▶ Goal
Reproduce the entries in full, with no changes.

▶ Input rows
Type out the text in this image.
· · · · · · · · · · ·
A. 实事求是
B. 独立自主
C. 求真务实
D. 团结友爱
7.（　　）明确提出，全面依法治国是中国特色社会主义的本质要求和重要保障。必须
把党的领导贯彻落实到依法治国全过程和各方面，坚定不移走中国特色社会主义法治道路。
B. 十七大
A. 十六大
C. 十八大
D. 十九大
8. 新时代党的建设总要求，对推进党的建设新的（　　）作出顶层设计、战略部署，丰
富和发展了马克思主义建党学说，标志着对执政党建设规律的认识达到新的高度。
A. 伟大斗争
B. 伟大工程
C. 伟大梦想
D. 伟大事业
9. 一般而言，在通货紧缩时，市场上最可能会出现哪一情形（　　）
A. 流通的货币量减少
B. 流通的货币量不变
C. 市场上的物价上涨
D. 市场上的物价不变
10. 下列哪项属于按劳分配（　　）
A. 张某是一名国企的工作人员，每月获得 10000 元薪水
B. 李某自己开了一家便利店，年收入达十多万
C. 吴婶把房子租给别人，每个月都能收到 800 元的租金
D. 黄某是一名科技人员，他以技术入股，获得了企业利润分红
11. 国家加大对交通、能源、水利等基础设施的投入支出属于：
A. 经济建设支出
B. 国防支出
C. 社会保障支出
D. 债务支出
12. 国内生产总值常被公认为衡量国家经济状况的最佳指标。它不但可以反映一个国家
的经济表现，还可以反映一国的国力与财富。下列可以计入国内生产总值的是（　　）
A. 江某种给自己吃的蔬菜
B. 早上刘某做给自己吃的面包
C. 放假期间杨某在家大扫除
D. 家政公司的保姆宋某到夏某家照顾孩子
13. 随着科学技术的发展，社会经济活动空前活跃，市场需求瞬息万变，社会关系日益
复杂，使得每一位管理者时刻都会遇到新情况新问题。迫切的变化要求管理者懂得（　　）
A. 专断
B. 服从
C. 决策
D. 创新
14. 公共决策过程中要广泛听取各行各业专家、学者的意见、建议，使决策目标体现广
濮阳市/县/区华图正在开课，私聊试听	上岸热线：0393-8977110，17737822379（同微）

▶ Task answer
Type out the text in this image.
· · · · · · · · · · ·
A. 实事求是
B. 独立自主
C. 求真务实
D. 团结友爱
7.（　　）明确提出，全面依法治国是中国特色社会主义的本质要求和重要保障。必须
把党的领导贯彻落实到依法治国全过程和各方面，坚定不移走中国特色社会主义法治道路。
B. 十七大
A. 十六大
C. 十八大
D. 十九大
8. 新时代党的建设总要求，对推进党的建设新的（　　）作出顶层设计、战略部署，丰
富和发展了马克思主义建党学说，标志着对执政党建设规律的认识达到新的高度。
A. 伟大斗争
B. 伟大工程
C. 伟大梦想
D. 伟大事业
9. 一般而言，在通货紧缩时，市场上最可能会出现哪一情形（　　）
A. 流通的货币量减少
B. 流通的货币量不变
C. 市场上的物价上涨
D. 市场上的物价不变
10. 下列哪项属于按劳分配（　　）
A. 张某是一名国企的工作人员，每月获得 10000 元薪水
B. 李某自己开了一家便利店，年收入达十多万
C. 吴婶把房子租给别人，每个月都能收到 800 元的租金
D. 黄某是一名科技人员，他以技术入股，获得了企业利润分红
11. 国家加大对交通、能源、水利等基础设施的投入支出属于：
A. 经济建设支出
B. 国防支出
C. 社会保障支出
D. 债务支出
12. 国内生产总值常被公认为衡量国家经济状况的最佳指标。它不但可以反映一个国家
的经济表现，还可以反映一国的国力与财富。下列可以计入国内生产总值的是（　　）
A. 江某种给自己吃的蔬菜
B. 早上刘某做给自己吃的面包
C. 放假期间杨某在家大扫除
D. 家政公司的保姆宋某到夏某家照顾孩子
13. 随着科学技术的发展，社会经济活动空前活跃，市场需求瞬息万变，社会关系日益
复杂，使得每一位管理者时刻都会遇到新情况新问题。迫切的变化要求管理者懂得（　　）
A. 专断
B. 服从
C. 决策
D. 创新
14. 公共决策过程中要广泛听取各行各业专家、学者的意见、建议，使决策目标体现广
濮阳市/县/区华图正在开课，私聊试听	上岸热线：0393-8977110，17737822379（同微）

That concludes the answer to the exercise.